- AVAILABLE RECORDS:
○ ○ ○ ○

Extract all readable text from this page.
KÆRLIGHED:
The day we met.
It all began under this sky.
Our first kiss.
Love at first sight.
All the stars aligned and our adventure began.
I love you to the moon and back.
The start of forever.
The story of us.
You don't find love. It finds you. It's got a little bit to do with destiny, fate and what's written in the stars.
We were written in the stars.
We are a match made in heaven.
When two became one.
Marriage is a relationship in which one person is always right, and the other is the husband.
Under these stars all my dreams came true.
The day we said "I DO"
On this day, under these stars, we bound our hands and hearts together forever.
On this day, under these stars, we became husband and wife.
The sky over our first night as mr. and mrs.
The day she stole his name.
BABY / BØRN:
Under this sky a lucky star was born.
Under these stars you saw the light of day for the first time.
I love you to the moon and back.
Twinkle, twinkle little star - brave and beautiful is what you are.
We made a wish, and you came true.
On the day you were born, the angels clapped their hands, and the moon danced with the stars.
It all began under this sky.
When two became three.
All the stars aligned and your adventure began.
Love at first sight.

○ ○ ○ ○

Reproduce the full listing exactly.

- COMPLETE RESPONSE:
Extract all readable text from this page.
KÆRLIGHED:
The day we met.
It all began under this sky.
Our first kiss.
Love at first sight.
All the stars aligned and our adventure began.
I love you to the moon and back.
The start of forever.
The story of us.
You don't find love. It finds you. It's got a little bit to do with destiny, fate and what's written in the stars.
We were written in the stars.
We are a match made in heaven.
When two became one.
Marriage is a relationship in which one person is always right, and the other is the husband.
Under these stars all my dreams came true.
The day we said "I DO"
On this day, under these stars, we bound our hands and hearts together forever.
On this day, under these stars, we became husband and wife.
The sky over our first night as mr. and mrs.
The day she stole his name.
BABY / BØRN:
Under this sky a lucky star was born.
Under these stars you saw the light of day for the first time.
I love you to the moon and back.
Twinkle, twinkle little star - brave and beautiful is what you are.
We made a wish, and you came true.
On the day you were born, the angels clapped their hands, and the moon danced with the stars.
It all began under this sky.
When two became three.
All the stars aligned and your adventure began.
Love at first sight.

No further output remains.